Work to be completed:
Leave out every picture, and output exactly the lines from the line containing "Transcribe the text in this document." through the last line of the data.
BEGIN Data extract
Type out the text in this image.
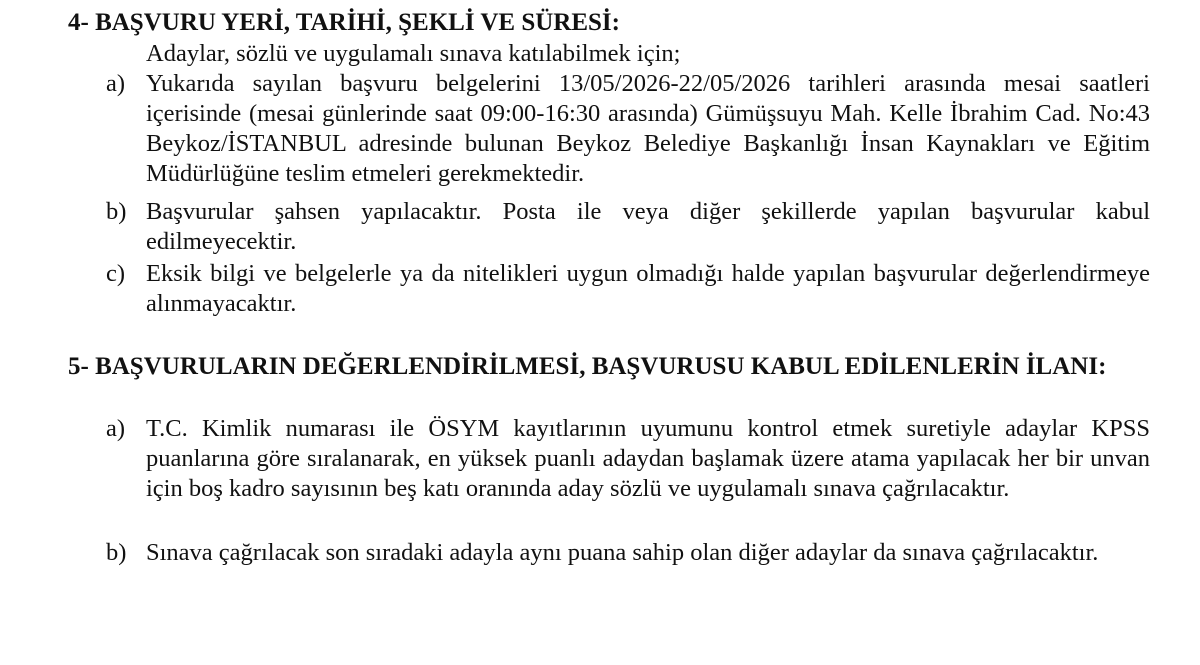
4- BAŞVURU YERİ, TARİHİ, ŞEKLİ VE SÜRESİ:

Adaylar, sözlü ve uygulamalı sınava katılabilmek için;

a) Yukarıda sayılan başvuru belgelerini 13/05/2026-22/05/2026 tarihleri arasında mesai saatleri içerisinde (mesai günlerinde saat 09:00-16:30 arasında) Gümüşsuyu Mah. Kelle İbrahim Cad. No:43 Beykoz/İSTANBUL adresinde bulunan Beykoz Belediye Başkanlığı İnsan Kaynakları ve Eğitim Müdürlüğüne teslim etmeleri gerekmektedir.
b) Başvurular şahsen yapılacaktır. Posta ile veya diğer şekillerde yapılan başvurular kabul edilmeyecektir.
c) Eksik bilgi ve belgelerle ya da nitelikleri uygun olmadığı halde yapılan başvurular değerlendirmeye alınmayacaktır.
5- BAŞVURULARIN DEĞERLENDİRİLMESİ, BAŞVURUSU KABUL EDİLENLERİN İLANI:
a) T.C. Kimlik numarası ile ÖSYM kayıtlarının uyumunu kontrol etmek suretiyle adaylar KPSS puanlarına göre sıralanarak, en yüksek puanlı adaydan başlamak üzere atama yapılacak her bir unvan için boş kadro sayısının beş katı oranında aday sözlü ve uygulamalı sınava çağrılacaktır.
b) Sınava çağrılacak son sıradaki adayla aynı puana sahip olan diğer adaylar da sınava çağrılacaktır.
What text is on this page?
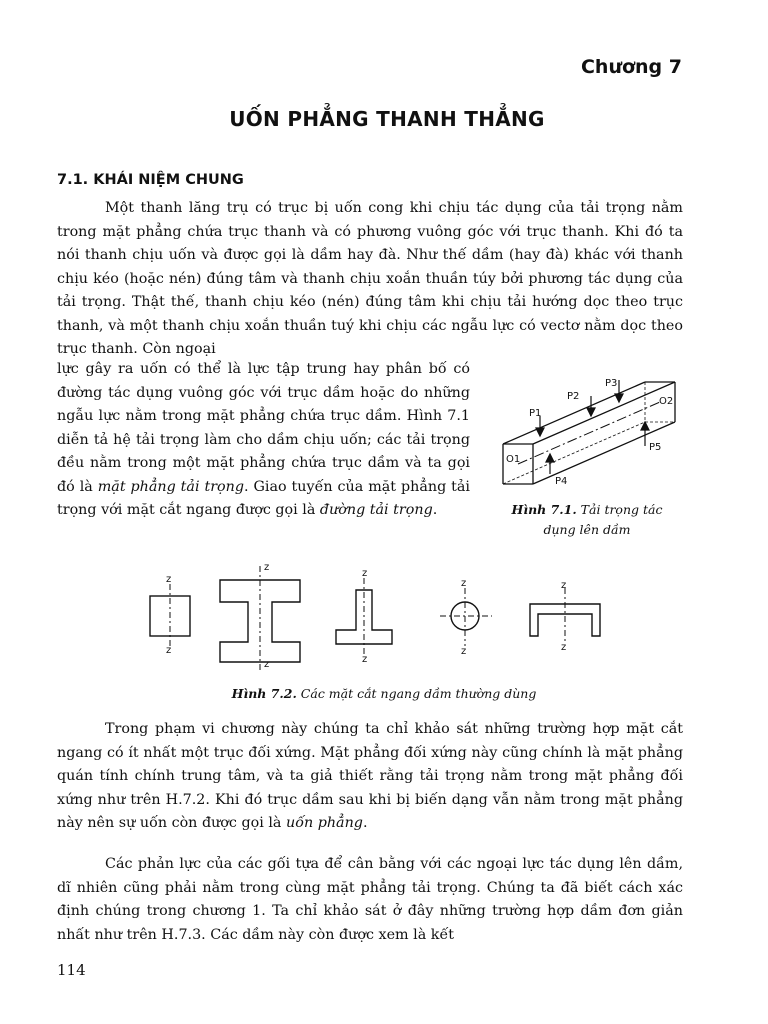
Chương 7
UỐN PHẲNG THANH THẲNG
7.1. KHÁI NIỆM CHUNG

Một thanh lăng trụ có trục bị uốn cong khi chịu tác dụng của tải trọng nằm trong mặt phẳng chứa trục thanh và có phương vuông góc với trục thanh. Khi đó ta nói thanh chịu uốn và được gọi là dầm hay đà. Như thế dầm (hay đà) khác với thanh chịu kéo (hoặc nén) đúng tâm và thanh chịu xoắn thuần túy bởi phương tác dụng của tải trọng. Thật thế, thanh chịu kéo (nén) đúng tâm khi chịu tải hướng dọc theo trục thanh, và một thanh chịu xoắn thuần tuý khi chịu các ngẫu lực có vectơ nằm dọc theo trục thanh. Còn ngoại

lực gây ra uốn có thể là lực tập trung hay phân bố có đường tác dụng vuông góc với trục dầm hoặc do những ngẫu lực nằm trong mặt phẳng chứa trục dầm. Hình 7.1 diễn tả hệ tải trọng làm cho dầm chịu uốn; các tải trọng đều nằm trong một mặt phẳng chứa trục dầm và ta gọi đó là mặt phẳng tải trọng. Giao tuyến của mặt phẳng tải trọng với mặt cắt ngang được gọi là đường tải trọng.

P3
P2	O2
P1
P5
O1
P4
Hình 7.1. Tải trọng tác dụng lên dầm
z
z
z
z
z
z
z
z
z
z
Hình 7.2. Các mặt cắt ngang dầm thường dùng

Trong phạm vi chương này chúng ta chỉ khảo sát những trường hợp mặt cắt ngang có ít nhất một trục đối xứng. Mặt phẳng đối xứng này cũng chính là mặt phẳng quán tính chính trung tâm, và ta giả thiết rằng tải trọng nằm trong mặt phẳng đối xứng như trên H.7.2. Khi đó trục dầm sau khi bị biến dạng vẫn nằm trong mặt phẳng này nên sự uốn còn được gọi là uốn phẳng.

Các phản lực của các gối tựa để cân bằng với các ngoại lực tác dụng lên dầm, dĩ nhiên cũng phải nằm trong cùng mặt phẳng tải trọng. Chúng ta đã biết cách xác định chúng trong chương 1. Ta chỉ khảo sát ở đây những trường hợp dầm đơn giản nhất như trên H.7.3. Các dầm này còn được xem là kết

114
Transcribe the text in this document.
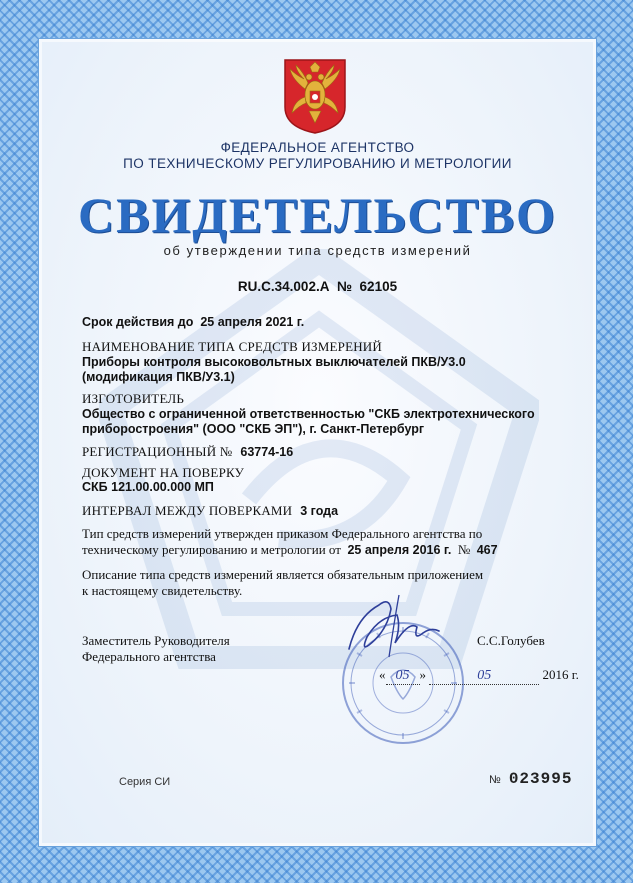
ФЕДЕРАЛЬНОЕ АГЕНТСТВО
ПО ТЕХНИЧЕСКОМУ РЕГУЛИРОВАНИЮ И МЕТРОЛОГИИ
СВИДЕТЕЛЬСТВО
об утверждении типа средств измерений
RU.C.34.002.A № 62105
Срок действия до 25 апреля 2021 г.
НАИМЕНОВАНИЕ ТИПА СРЕДСТВ ИЗМЕРЕНИЙ
Приборы контроля высоковольтных выключателей ПКВ/У3.0
(модификация ПКВ/У3.1)
ИЗГОТОВИТЕЛЬ
Общество с ограниченной ответственностью "СКБ электротехнического
приборостроения" (ООО "СКБ ЭП"), г. Санкт-Петербург
РЕГИСТРАЦИОННЫЙ № 63774-16
ДОКУМЕНТ НА ПОВЕРКУ
СКБ 121.00.00.000 МП
ИНТЕРВАЛ МЕЖДУ ПОВЕРКАМИ 3 года
Тип средств измерений утвержден приказом Федерального агентства по
техническому регулированию и метрологии от 25 апреля 2016 г. № 467
Описание типа средств измерений является обязательным приложением
к настоящему свидетельству.
Заместитель Руководителя
Федерального агентства
С.С.Голубев
« 05 »	05	2016 г.
Серия СИ	№ 023995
END Data extract
Solved problem:
Transcribe the text in this document.
ФЕДЕРАЛЬНОЕ АГЕНТСТВО
ПО ТЕХНИЧЕСКОМУ РЕГУЛИРОВАНИЮ И МЕТРОЛОГИИ
СВИДЕТЕЛЬСТВО
об утверждении типа средств измерений
RU.C.34.002.A № 62105
Срок действия до 25 апреля 2021 г.
НАИМЕНОВАНИЕ ТИПА СРЕДСТВ ИЗМЕРЕНИЙ
Приборы контроля высоковольтных выключателей ПКВ/У3.0
(модификация ПКВ/У3.1)
ИЗГОТОВИТЕЛЬ
Общество с ограниченной ответственностью "СКБ электротехнического
приборостроения" (ООО "СКБ ЭП"), г. Санкт-Петербург
РЕГИСТРАЦИОННЫЙ № 63774-16
ДОКУМЕНТ НА ПОВЕРКУ
СКБ 121.00.00.000 МП
ИНТЕРВАЛ МЕЖДУ ПОВЕРКАМИ 3 года
Тип средств измерений утвержден приказом Федерального агентства по
техническому регулированию и метрологии от 25 апреля 2016 г. № 467
Описание типа средств измерений является обязательным приложением
к настоящему свидетельству.
Заместитель Руководителя
Федерального агентства
С.С.Голубев
« 05 »	05	2016 г.
Серия СИ	№ 023995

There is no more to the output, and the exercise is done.